> TO BE DONE
Repeat all entries exactly.

> DATASET RECORDS
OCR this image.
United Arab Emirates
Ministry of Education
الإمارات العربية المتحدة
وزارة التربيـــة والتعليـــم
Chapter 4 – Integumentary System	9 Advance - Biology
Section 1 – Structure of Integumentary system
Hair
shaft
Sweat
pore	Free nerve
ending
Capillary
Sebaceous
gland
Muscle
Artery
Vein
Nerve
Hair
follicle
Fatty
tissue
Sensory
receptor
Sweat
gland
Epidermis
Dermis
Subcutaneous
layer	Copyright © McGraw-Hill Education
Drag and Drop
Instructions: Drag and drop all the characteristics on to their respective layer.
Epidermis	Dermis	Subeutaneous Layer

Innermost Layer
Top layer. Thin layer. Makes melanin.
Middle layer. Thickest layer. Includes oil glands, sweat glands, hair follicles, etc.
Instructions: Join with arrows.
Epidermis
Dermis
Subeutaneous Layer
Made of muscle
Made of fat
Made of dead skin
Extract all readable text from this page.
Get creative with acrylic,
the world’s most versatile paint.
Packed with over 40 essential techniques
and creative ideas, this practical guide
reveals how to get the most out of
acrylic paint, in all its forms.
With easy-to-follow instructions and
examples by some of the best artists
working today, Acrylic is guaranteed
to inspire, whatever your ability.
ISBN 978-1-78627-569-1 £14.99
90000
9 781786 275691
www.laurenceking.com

> TASK OUTPUT
OCR this image.
United Arab Emirates
Ministry of Education
الإمارات العربية المتحدة
وزارة التربيـــة والتعليـــم
Chapter 4 – Integumentary System	9 Advance - Biology
Section 1 – Structure of Integumentary system
Hair
shaft
Sweat
pore	Free nerve
ending
Capillary
Sebaceous
gland
Muscle
Artery
Vein
Nerve
Hair
follicle
Fatty
tissue
Sensory
receptor
Sweat
gland
Epidermis
Dermis
Subcutaneous
layer	Copyright © McGraw-Hill Education
Drag and Drop
Instructions: Drag and drop all the characteristics on to their respective layer.
Epidermis	Dermis	Subeutaneous Layer

Innermost Layer
Top layer. Thin layer. Makes melanin.
Middle layer. Thickest layer. Includes oil glands, sweat glands, hair follicles, etc.
Instructions: Join with arrows.
Epidermis
Dermis
Subeutaneous Layer
Made of muscle
Made of fat
Made of dead skin
Extract all readable text from this page.
Get creative with acrylic,
the world’s most versatile paint.
Packed with over 40 essential techniques
and creative ideas, this practical guide
reveals how to get the most out of
acrylic paint, in all its forms.
With easy-to-follow instructions and
examples by some of the best artists
working today, Acrylic is guaranteed
to inspire, whatever your ability.
ISBN 978-1-78627-569-1 £14.99
90000
9 781786 275691
www.laurenceking.com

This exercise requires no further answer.